EXTRACTED ENTRIES.
◆ ◆ ◆
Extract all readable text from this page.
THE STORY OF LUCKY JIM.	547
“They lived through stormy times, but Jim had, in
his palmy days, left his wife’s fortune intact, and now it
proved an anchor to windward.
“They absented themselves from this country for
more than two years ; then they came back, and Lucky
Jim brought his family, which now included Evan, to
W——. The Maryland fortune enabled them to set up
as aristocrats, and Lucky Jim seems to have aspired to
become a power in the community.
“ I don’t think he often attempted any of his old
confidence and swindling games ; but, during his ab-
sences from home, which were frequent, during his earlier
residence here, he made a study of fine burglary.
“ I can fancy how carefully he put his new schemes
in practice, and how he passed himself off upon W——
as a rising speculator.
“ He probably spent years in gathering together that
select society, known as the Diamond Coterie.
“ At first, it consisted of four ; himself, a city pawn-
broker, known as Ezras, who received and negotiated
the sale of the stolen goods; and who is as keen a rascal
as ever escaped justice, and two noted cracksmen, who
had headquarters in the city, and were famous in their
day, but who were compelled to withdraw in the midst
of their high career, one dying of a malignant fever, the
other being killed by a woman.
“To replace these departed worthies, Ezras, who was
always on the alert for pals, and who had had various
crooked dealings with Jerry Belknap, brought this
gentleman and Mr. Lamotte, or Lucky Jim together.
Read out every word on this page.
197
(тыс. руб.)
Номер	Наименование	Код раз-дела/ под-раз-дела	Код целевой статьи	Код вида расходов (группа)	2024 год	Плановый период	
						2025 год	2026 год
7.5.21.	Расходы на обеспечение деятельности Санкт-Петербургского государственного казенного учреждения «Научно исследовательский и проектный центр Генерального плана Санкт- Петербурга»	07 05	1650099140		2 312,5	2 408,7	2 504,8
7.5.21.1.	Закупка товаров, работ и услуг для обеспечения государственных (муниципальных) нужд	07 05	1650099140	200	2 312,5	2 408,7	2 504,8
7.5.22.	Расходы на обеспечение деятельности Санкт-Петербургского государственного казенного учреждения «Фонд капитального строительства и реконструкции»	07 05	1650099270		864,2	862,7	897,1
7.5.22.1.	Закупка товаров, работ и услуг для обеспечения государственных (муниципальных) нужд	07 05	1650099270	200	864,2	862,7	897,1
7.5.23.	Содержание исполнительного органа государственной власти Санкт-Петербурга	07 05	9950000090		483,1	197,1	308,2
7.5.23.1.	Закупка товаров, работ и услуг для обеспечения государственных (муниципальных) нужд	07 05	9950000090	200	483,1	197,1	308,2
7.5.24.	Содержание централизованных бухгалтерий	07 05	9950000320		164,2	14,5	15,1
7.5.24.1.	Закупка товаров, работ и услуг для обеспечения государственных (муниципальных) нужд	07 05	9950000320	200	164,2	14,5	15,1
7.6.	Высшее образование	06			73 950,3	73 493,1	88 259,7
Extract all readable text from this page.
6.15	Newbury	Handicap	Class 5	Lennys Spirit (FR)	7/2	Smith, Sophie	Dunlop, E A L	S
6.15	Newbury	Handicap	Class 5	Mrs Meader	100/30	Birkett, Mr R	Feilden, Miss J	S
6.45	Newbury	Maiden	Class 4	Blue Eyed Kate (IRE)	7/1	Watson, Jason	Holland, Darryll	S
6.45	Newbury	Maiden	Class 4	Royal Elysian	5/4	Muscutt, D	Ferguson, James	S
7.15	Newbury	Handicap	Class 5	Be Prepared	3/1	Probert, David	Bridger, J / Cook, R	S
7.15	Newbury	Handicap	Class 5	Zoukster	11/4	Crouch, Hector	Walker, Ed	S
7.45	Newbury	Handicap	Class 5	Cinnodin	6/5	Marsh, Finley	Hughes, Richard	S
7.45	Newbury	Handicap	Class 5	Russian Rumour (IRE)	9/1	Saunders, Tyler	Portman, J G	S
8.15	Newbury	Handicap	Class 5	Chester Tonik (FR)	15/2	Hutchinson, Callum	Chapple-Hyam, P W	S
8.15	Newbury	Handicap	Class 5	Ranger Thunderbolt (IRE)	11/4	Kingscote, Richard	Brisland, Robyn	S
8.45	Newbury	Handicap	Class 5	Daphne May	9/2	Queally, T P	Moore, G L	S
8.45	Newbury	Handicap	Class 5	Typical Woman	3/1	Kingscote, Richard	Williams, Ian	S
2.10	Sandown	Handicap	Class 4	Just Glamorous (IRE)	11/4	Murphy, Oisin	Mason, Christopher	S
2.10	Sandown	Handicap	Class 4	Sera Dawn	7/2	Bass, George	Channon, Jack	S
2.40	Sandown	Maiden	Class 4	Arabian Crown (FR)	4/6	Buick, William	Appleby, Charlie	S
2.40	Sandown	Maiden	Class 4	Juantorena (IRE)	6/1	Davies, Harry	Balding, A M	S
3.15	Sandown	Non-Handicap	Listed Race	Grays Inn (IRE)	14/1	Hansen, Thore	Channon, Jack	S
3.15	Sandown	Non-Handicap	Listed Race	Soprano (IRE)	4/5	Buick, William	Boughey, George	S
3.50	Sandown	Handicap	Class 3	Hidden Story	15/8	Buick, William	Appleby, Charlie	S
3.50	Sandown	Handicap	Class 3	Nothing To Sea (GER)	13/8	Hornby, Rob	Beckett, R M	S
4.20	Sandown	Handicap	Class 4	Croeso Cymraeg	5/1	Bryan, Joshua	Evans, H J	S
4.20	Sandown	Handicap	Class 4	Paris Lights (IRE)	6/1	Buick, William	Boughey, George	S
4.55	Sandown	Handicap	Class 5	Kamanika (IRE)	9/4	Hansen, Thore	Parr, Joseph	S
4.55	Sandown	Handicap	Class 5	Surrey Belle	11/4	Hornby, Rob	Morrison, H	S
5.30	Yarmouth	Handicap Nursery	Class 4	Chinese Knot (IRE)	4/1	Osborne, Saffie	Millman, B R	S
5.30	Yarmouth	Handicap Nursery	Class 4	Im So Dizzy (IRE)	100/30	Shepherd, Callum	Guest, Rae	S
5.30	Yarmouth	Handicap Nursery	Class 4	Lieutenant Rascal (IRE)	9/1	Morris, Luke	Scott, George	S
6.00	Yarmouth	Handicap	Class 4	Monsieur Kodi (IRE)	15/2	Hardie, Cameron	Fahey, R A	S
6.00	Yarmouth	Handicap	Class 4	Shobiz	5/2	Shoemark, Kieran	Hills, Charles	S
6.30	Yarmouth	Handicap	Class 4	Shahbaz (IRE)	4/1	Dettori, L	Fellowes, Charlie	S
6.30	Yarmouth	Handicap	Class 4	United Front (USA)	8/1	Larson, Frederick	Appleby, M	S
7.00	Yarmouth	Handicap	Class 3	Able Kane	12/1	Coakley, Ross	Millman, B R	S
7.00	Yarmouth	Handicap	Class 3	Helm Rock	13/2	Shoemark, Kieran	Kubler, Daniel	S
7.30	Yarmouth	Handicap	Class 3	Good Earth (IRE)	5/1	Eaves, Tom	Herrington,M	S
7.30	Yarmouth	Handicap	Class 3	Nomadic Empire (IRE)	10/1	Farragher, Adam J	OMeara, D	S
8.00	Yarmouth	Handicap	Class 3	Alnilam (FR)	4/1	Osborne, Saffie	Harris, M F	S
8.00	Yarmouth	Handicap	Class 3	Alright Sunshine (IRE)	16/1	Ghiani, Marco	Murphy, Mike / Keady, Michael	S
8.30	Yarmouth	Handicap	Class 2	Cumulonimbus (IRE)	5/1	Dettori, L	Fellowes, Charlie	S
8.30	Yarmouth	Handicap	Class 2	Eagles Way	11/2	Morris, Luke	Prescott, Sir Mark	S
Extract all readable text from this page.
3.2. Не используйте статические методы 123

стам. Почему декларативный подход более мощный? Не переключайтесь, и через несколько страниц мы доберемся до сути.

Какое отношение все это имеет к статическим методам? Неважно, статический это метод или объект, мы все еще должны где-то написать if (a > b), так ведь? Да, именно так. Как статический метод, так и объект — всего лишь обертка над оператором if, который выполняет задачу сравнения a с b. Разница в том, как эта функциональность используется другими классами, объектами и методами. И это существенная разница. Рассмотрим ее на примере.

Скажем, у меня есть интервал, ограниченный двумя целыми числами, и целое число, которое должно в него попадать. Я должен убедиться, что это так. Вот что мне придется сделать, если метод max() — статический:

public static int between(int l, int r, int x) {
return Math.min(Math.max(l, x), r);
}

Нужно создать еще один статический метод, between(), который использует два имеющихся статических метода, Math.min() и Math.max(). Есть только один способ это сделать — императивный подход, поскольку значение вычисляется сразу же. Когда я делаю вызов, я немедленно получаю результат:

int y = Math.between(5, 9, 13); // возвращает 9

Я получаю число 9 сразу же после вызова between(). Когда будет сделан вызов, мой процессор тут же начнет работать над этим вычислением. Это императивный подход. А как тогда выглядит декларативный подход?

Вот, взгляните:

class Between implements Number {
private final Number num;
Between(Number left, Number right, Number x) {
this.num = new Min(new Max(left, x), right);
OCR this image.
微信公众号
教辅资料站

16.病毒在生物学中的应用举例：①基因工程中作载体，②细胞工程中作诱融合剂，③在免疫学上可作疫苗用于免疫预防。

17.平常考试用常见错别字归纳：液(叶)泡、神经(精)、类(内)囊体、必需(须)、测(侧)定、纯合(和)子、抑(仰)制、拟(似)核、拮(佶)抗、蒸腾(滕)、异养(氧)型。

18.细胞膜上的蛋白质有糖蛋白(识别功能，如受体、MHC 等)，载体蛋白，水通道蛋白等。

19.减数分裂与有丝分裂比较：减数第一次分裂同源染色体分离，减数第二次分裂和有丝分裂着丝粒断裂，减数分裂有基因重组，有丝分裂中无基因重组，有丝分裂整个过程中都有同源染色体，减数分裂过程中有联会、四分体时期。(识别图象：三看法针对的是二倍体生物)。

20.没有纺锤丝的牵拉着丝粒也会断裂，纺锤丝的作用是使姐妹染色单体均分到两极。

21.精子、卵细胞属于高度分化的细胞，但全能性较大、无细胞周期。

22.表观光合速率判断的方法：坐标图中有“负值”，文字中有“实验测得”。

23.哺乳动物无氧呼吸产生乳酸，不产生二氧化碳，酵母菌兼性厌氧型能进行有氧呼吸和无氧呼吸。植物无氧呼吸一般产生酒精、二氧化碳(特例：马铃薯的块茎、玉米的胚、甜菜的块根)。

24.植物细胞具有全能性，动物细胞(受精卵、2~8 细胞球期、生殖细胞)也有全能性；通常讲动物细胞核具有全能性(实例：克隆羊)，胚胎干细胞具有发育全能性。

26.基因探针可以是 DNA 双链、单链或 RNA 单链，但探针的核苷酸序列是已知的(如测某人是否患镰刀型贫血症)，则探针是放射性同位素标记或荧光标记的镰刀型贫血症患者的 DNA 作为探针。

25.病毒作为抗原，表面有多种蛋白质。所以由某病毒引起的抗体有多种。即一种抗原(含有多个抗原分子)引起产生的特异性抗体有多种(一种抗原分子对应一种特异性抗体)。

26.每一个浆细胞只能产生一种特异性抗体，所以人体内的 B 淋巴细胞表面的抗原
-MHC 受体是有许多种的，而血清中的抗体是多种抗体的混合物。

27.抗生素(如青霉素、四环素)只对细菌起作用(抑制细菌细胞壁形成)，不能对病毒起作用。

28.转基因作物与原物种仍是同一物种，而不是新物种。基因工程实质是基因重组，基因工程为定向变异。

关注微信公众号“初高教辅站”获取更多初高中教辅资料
◆ ◆ ◆
EXERCISE DESCRIPTION. Pick out and copy the lines of the material that include the word "Millman".

PROBLEM SOLUTION.
5.30	Yarmouth	Handicap Nursery	Class 4	Chinese Knot (IRE)	4/1	Osborne, Saffie	Millman, B R	S
7.00	Yarmouth	Handicap	Class 3	Able Kane	12/1	Coakley, Ross	Millman, B R	S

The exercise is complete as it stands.